> _Challenge_
Below are the records. Gather each line that holds "Library".

> _Listed records_
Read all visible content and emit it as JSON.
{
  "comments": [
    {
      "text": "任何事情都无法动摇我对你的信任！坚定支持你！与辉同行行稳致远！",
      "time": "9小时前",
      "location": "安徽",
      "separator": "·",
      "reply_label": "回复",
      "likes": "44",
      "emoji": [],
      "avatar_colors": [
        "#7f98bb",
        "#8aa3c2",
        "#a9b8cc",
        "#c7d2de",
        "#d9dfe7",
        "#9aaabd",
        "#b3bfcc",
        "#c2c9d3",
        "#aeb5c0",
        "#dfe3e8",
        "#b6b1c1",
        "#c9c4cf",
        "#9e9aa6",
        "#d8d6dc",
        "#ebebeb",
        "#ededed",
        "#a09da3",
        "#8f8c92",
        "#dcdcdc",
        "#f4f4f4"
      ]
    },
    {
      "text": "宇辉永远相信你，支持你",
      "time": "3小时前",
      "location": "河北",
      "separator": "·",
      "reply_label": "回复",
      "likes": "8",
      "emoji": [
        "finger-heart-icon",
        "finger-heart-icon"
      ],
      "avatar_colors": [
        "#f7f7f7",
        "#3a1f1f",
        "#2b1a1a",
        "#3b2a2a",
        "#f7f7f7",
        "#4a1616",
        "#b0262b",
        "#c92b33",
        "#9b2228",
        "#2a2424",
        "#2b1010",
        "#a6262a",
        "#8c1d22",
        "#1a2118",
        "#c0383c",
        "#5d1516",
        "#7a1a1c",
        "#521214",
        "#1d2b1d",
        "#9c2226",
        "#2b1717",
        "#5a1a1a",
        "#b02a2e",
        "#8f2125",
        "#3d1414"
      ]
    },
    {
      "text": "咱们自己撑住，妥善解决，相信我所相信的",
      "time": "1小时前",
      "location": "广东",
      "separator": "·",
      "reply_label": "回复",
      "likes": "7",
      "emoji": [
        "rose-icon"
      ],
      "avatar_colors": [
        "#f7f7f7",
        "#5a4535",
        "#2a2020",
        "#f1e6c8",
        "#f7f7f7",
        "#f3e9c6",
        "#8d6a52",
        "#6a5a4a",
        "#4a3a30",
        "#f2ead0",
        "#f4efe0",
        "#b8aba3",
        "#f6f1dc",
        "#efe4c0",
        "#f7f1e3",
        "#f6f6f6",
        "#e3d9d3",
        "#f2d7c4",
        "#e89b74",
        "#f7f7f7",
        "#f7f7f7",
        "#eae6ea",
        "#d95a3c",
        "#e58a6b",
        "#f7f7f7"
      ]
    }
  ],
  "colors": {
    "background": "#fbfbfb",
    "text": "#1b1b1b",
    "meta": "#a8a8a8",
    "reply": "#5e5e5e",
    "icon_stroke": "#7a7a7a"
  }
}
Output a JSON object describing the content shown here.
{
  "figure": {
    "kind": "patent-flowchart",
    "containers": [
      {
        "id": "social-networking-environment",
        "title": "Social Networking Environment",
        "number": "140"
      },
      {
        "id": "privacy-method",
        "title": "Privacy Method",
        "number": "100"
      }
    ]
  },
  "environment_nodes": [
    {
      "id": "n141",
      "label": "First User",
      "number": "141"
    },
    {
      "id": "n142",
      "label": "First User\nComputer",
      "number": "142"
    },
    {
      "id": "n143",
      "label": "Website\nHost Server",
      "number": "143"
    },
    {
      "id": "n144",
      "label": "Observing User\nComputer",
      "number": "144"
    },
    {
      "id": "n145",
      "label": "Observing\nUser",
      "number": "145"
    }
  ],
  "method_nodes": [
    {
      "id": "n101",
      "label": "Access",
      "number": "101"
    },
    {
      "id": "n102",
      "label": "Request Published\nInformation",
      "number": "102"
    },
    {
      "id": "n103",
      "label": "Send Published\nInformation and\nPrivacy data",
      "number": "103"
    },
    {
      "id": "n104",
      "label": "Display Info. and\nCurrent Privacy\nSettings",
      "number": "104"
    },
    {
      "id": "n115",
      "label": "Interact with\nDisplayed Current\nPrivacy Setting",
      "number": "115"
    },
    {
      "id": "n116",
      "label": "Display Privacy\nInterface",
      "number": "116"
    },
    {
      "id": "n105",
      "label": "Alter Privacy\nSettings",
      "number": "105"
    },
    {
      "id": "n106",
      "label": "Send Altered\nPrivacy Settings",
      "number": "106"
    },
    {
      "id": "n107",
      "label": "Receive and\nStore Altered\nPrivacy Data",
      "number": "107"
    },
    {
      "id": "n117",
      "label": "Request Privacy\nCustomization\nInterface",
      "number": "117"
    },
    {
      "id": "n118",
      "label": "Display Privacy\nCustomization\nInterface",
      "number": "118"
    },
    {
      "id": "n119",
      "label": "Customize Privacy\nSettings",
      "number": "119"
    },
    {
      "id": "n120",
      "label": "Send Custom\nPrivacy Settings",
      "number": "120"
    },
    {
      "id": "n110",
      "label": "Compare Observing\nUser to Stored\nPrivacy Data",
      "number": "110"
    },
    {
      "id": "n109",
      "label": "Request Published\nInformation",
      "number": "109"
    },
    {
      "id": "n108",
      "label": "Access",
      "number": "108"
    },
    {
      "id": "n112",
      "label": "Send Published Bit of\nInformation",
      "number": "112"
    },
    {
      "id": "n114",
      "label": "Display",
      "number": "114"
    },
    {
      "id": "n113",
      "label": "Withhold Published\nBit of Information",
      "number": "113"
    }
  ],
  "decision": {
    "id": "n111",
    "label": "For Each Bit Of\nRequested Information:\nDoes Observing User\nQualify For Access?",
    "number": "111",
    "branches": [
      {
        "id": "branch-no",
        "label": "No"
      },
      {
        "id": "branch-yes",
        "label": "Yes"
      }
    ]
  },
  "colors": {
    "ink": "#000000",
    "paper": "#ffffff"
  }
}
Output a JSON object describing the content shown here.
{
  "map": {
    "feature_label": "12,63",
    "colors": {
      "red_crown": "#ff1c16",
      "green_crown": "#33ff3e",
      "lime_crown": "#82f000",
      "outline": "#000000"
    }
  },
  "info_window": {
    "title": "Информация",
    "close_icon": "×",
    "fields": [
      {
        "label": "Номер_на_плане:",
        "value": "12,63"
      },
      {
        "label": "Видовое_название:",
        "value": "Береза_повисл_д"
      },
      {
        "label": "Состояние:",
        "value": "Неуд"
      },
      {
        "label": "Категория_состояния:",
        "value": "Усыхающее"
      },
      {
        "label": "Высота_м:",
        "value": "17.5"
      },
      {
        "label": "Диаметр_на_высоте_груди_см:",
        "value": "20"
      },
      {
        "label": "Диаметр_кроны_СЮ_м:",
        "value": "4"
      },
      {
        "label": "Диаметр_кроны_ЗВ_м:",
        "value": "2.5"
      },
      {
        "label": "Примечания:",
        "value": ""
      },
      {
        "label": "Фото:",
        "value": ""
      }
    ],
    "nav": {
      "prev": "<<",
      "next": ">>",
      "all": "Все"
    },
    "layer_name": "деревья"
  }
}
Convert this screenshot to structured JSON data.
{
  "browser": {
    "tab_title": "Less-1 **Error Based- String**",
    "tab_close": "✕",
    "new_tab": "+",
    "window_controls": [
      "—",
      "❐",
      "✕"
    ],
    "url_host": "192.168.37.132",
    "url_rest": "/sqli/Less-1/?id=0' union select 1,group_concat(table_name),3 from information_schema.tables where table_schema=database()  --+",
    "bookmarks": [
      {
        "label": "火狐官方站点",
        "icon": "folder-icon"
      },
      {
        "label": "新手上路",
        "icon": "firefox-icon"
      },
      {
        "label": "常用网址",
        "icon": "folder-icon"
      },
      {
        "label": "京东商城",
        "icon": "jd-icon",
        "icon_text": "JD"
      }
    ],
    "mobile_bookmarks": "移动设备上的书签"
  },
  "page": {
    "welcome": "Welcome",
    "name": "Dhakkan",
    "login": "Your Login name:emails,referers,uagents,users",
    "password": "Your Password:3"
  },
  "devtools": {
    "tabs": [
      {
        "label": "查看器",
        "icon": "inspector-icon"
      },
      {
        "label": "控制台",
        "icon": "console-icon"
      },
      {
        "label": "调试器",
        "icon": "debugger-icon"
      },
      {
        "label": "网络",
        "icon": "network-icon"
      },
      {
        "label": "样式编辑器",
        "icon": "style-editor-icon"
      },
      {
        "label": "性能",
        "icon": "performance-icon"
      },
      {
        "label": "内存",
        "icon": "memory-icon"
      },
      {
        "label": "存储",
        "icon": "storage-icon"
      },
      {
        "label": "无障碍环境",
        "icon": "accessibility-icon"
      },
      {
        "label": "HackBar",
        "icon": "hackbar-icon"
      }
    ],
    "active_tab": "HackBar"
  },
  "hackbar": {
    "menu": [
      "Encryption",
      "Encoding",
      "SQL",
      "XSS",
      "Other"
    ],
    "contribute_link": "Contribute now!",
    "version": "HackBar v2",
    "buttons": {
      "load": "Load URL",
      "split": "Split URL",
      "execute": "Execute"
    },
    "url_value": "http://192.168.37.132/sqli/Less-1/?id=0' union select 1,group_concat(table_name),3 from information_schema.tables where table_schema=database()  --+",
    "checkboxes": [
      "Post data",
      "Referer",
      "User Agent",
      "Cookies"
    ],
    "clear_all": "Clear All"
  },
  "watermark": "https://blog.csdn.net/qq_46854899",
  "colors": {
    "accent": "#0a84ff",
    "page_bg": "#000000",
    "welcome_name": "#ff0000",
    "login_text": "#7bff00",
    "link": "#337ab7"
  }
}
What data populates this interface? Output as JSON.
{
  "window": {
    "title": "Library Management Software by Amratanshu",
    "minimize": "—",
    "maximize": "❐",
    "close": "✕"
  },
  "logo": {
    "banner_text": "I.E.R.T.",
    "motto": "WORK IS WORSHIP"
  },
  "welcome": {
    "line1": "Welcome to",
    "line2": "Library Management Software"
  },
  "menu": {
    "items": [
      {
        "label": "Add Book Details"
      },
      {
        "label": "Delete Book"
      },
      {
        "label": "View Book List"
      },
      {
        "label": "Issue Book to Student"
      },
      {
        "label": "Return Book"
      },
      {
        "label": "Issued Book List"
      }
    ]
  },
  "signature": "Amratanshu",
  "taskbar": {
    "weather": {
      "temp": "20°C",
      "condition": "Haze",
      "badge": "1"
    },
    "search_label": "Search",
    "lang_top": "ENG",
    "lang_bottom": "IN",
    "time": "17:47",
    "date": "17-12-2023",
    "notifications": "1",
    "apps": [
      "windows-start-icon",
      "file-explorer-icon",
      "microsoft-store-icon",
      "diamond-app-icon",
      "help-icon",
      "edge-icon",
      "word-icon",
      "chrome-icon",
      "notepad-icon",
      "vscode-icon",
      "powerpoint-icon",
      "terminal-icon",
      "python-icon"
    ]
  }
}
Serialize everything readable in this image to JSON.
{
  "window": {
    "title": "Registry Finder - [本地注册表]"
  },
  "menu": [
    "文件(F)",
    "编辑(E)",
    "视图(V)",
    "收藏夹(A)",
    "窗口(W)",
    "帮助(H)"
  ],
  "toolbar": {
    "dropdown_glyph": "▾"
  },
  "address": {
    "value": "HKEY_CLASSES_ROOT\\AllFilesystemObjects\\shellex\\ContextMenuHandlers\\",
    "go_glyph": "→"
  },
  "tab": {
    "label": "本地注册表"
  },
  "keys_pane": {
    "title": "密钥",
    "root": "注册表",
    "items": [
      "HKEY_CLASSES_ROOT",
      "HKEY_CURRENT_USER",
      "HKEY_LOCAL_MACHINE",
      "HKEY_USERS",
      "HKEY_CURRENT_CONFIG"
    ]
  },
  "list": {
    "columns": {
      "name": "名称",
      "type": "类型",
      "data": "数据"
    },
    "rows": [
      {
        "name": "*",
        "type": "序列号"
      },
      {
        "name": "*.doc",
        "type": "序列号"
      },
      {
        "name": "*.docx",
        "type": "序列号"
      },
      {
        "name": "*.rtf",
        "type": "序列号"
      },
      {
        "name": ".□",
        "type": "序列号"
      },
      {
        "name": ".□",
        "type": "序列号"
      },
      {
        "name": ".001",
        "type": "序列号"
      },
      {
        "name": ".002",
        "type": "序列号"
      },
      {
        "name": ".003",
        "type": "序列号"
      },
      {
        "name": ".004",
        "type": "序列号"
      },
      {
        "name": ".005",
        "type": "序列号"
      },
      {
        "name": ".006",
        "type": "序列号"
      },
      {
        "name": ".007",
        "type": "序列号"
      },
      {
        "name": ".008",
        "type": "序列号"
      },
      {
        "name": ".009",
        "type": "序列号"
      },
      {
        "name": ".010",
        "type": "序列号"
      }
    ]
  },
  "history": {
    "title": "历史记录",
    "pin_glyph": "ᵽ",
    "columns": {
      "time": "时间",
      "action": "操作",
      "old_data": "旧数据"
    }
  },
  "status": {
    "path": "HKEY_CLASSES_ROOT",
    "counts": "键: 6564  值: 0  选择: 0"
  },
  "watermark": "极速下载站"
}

> _Solution to this exercise_
    "title": "Library Management Software by Amratanshu",
    "line2": "Library Management Software"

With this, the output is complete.